◆ Exercise ◆
Look below. Copy each line that has "Comarcas" in it.

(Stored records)
--*--

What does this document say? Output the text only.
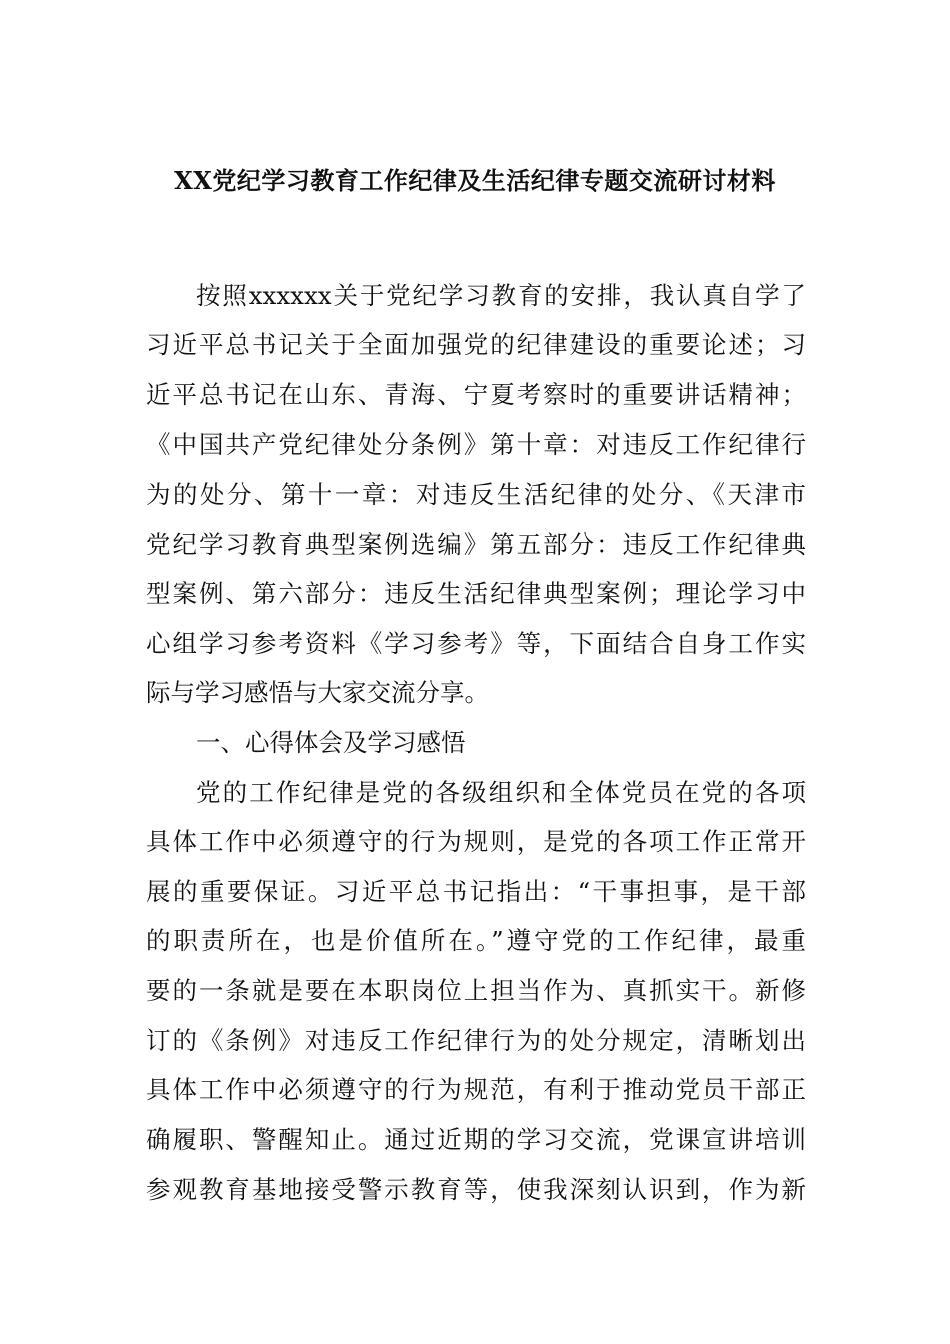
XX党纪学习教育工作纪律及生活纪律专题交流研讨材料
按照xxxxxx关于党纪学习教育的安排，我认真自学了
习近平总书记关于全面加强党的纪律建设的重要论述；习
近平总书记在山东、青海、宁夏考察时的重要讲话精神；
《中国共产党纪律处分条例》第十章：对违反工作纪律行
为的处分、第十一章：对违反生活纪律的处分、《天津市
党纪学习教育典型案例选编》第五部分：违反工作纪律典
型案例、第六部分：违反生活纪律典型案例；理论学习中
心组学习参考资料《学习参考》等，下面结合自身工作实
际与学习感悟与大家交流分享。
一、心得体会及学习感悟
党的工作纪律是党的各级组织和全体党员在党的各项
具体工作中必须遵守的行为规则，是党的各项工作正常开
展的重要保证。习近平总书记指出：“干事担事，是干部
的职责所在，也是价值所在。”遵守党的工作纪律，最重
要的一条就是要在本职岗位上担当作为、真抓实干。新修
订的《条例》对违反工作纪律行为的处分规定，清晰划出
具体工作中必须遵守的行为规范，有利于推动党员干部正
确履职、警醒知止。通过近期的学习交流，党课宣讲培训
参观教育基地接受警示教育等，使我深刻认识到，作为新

--*--

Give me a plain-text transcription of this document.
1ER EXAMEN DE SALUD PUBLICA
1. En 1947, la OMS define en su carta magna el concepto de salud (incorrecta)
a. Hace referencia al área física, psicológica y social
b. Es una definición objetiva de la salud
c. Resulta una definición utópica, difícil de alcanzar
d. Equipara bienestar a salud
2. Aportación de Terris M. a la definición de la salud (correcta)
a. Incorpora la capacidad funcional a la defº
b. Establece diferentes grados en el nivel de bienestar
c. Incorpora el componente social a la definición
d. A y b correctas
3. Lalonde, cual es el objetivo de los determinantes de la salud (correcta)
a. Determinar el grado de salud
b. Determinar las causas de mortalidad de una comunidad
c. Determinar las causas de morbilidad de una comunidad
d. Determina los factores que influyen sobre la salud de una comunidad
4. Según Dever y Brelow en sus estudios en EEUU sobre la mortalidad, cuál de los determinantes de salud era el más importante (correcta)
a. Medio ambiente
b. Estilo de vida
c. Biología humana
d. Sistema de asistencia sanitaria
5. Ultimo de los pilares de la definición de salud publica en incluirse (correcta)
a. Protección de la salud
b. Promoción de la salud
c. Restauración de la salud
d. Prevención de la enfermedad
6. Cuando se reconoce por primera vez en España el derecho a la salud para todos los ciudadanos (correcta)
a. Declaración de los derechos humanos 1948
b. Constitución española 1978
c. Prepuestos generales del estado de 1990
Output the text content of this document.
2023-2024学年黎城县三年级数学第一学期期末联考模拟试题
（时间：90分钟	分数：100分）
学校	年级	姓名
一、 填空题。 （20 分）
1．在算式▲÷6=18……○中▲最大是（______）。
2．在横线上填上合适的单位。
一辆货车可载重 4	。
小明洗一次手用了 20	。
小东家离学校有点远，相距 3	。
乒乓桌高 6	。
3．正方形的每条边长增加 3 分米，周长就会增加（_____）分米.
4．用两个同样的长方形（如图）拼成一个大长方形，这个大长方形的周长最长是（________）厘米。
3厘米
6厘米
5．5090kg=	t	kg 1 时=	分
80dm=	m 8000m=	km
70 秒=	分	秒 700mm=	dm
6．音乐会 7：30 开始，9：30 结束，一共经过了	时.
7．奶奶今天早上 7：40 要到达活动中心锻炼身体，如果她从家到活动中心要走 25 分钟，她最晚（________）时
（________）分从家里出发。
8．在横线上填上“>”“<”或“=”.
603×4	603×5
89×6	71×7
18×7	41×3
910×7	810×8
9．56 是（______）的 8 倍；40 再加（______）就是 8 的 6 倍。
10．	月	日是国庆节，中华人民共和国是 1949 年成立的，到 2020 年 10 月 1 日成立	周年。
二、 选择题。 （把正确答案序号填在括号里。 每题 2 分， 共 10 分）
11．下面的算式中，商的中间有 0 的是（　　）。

--*--

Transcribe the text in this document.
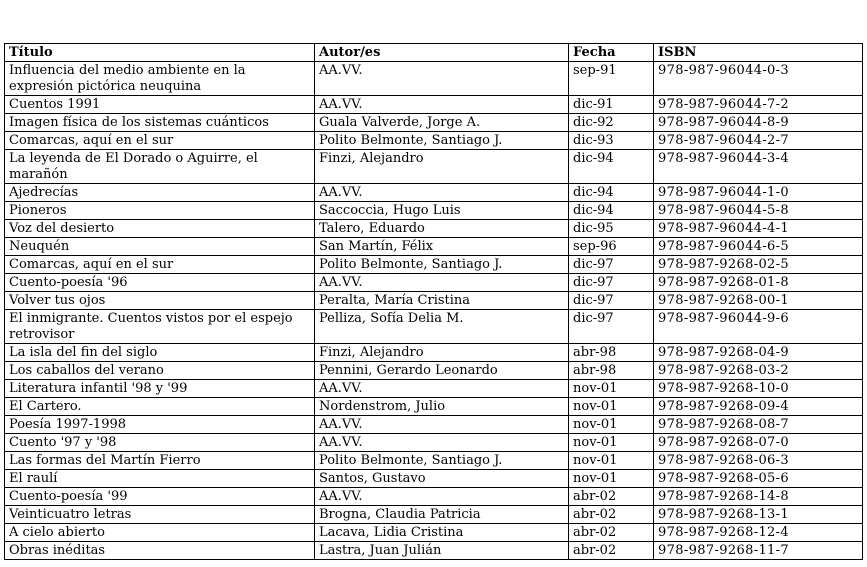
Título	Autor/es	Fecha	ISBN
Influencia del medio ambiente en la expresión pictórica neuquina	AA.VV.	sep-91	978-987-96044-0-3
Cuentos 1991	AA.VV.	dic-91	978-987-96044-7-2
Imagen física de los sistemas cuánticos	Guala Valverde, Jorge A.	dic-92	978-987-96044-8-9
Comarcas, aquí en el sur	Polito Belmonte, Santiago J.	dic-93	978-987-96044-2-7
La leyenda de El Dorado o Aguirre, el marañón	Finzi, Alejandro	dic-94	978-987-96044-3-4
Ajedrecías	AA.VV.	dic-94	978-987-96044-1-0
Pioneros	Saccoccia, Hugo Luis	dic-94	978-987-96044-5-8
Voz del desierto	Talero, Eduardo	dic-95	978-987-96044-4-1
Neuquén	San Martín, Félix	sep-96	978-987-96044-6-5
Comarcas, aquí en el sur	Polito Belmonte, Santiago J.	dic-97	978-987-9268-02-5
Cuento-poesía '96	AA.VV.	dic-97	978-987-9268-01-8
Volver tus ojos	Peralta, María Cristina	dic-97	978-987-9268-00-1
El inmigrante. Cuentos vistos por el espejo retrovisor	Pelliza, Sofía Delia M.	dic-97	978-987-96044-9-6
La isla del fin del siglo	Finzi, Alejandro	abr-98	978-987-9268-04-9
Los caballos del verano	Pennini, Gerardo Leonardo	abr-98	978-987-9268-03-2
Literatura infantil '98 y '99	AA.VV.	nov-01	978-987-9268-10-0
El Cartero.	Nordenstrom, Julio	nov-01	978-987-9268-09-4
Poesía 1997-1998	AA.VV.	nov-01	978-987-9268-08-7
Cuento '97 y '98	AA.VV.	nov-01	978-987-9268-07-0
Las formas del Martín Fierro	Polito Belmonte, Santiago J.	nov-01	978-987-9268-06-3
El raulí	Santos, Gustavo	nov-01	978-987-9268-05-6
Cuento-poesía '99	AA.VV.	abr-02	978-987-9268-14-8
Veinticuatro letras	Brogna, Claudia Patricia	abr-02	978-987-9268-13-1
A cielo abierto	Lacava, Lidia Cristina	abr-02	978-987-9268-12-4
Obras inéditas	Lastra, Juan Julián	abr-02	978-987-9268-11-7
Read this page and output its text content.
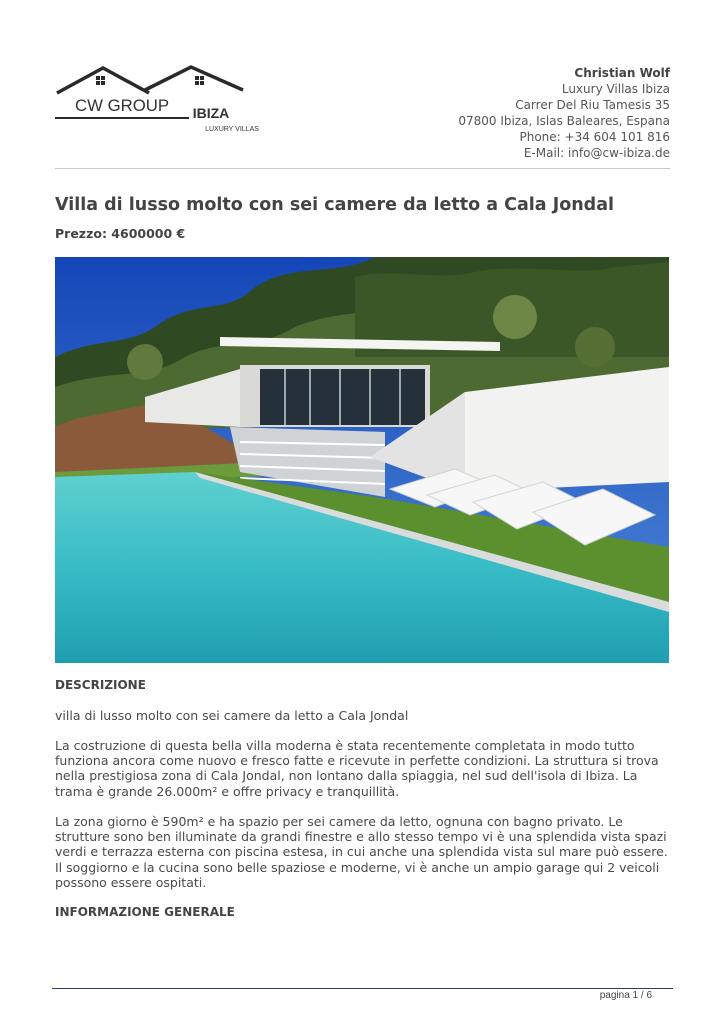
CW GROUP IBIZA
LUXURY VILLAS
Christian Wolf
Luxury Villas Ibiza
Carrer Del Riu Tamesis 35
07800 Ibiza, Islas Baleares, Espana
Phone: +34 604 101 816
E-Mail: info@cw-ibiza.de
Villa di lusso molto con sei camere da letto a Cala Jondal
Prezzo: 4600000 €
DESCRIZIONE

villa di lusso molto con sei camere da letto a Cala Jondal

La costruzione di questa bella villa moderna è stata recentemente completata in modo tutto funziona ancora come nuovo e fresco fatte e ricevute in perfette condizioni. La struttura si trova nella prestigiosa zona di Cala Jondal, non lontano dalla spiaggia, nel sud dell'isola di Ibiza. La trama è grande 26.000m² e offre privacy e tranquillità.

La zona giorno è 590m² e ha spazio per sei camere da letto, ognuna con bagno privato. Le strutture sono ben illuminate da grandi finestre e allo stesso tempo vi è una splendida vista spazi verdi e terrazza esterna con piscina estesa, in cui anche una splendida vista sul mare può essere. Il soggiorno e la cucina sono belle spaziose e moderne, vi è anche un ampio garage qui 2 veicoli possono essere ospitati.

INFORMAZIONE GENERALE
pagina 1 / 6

--*--

◆ Exercise solution ◆
Comarcas, aquí en el sur	Polito Belmonte, Santiago J.	dic-93	978-987-96044-2-7
Comarcas, aquí en el sur	Polito Belmonte, Santiago J.	dic-97	978-987-9268-02-5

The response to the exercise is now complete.